__TASK DESCRIPTION__: Copy each line exactly. Leave nothing out.

(Entries with figure data)
.....
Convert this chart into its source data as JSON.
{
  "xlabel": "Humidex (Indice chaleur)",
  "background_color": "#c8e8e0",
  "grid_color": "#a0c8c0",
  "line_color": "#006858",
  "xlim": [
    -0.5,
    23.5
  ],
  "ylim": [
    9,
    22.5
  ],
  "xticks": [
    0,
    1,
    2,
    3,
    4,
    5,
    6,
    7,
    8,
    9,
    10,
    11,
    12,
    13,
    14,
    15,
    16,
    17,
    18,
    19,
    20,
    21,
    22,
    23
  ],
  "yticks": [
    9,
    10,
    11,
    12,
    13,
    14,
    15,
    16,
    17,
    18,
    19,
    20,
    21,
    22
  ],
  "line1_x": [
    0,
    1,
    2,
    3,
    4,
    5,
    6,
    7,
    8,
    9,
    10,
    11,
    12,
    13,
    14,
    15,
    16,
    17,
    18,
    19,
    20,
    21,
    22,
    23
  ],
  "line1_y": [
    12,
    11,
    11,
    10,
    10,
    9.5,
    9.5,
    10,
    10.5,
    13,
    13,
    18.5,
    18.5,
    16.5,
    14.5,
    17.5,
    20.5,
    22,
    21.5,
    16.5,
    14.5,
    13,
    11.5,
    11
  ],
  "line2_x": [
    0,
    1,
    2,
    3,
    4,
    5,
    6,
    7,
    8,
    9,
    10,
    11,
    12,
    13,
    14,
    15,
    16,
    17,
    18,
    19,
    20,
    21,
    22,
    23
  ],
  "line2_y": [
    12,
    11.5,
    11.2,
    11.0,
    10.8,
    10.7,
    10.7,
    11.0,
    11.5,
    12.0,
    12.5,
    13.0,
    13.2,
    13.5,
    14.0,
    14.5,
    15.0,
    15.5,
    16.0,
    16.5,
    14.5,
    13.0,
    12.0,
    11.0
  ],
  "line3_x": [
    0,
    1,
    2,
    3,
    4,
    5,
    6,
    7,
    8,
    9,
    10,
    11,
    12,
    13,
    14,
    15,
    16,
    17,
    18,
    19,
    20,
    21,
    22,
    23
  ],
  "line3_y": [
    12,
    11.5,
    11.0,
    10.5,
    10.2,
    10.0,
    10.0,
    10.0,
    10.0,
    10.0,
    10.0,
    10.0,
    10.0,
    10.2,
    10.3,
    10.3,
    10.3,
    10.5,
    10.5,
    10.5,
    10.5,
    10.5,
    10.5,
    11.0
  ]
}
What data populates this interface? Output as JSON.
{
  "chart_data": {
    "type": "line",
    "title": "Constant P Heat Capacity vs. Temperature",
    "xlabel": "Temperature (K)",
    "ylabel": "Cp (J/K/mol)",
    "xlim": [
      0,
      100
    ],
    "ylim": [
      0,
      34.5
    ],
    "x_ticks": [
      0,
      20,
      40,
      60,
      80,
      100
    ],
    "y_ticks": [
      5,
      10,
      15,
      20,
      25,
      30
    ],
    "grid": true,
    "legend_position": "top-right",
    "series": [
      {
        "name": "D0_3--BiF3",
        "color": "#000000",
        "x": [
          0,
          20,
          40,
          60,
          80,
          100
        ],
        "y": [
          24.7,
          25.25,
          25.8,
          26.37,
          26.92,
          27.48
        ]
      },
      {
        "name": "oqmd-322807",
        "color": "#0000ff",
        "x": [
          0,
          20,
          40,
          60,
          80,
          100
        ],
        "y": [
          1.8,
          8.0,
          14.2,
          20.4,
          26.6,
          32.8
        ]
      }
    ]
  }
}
.....
__CORRECT RESPONSE__:
Convert this chart into its source data as JSON.
{
  "xlabel": "Humidex (Indice chaleur)",
  "background_color": "#c8e8e0",
  "grid_color": "#a0c8c0",
  "line_color": "#006858",
  "xlim": [
    -0.5,
    23.5
  ],
  "ylim": [
    9,
    22.5
  ],
  "xticks": [
    0,
    1,
    2,
    3,
    4,
    5,
    6,
    7,
    8,
    9,
    10,
    11,
    12,
    13,
    14,
    15,
    16,
    17,
    18,
    19,
    20,
    21,
    22,
    23
  ],
  "yticks": [
    9,
    10,
    11,
    12,
    13,
    14,
    15,
    16,
    17,
    18,
    19,
    20,
    21,
    22
  ],
  "line1_x": [
    0,
    1,
    2,
    3,
    4,
    5,
    6,
    7,
    8,
    9,
    10,
    11,
    12,
    13,
    14,
    15,
    16,
    17,
    18,
    19,
    20,
    21,
    22,
    23
  ],
  "line1_y": [
    12,
    11,
    11,
    10,
    10,
    9.5,
    9.5,
    10,
    10.5,
    13,
    13,
    18.5,
    18.5,
    16.5,
    14.5,
    17.5,
    20.5,
    22,
    21.5,
    16.5,
    14.5,
    13,
    11.5,
    11
  ],
  "line2_x": [
    0,
    1,
    2,
    3,
    4,
    5,
    6,
    7,
    8,
    9,
    10,
    11,
    12,
    13,
    14,
    15,
    16,
    17,
    18,
    19,
    20,
    21,
    22,
    23
  ],
  "line2_y": [
    12,
    11.5,
    11.2,
    11.0,
    10.8,
    10.7,
    10.7,
    11.0,
    11.5,
    12.0,
    12.5,
    13.0,
    13.2,
    13.5,
    14.0,
    14.5,
    15.0,
    15.5,
    16.0,
    16.5,
    14.5,
    13.0,
    12.0,
    11.0
  ],
  "line3_x": [
    0,
    1,
    2,
    3,
    4,
    5,
    6,
    7,
    8,
    9,
    10,
    11,
    12,
    13,
    14,
    15,
    16,
    17,
    18,
    19,
    20,
    21,
    22,
    23
  ],
  "line3_y": [
    12,
    11.5,
    11.0,
    10.5,
    10.2,
    10.0,
    10.0,
    10.0,
    10.0,
    10.0,
    10.0,
    10.0,
    10.0,
    10.2,
    10.3,
    10.3,
    10.3,
    10.5,
    10.5,
    10.5,
    10.5,
    10.5,
    10.5,
    11.0
  ]
}
What data populates this interface? Output as JSON.
{
  "chart_data": {
    "type": "line",
    "title": "Constant P Heat Capacity vs. Temperature",
    "xlabel": "Temperature (K)",
    "ylabel": "Cp (J/K/mol)",
    "xlim": [
      0,
      100
    ],
    "ylim": [
      0,
      34.5
    ],
    "x_ticks": [
      0,
      20,
      40,
      60,
      80,
      100
    ],
    "y_ticks": [
      5,
      10,
      15,
      20,
      25,
      30
    ],
    "grid": true,
    "legend_position": "top-right",
    "series": [
      {
        "name": "D0_3--BiF3",
        "color": "#000000",
        "x": [
          0,
          20,
          40,
          60,
          80,
          100
        ],
        "y": [
          24.7,
          25.25,
          25.8,
          26.37,
          26.92,
          27.48
        ]
      },
      {
        "name": "oqmd-322807",
        "color": "#0000ff",
        "x": [
          0,
          20,
          40,
          60,
          80,
          100
        ],
        "y": [
          1.8,
          8.0,
          14.2,
          20.4,
          26.6,
          32.8
        ]
      }
    ]
  }
}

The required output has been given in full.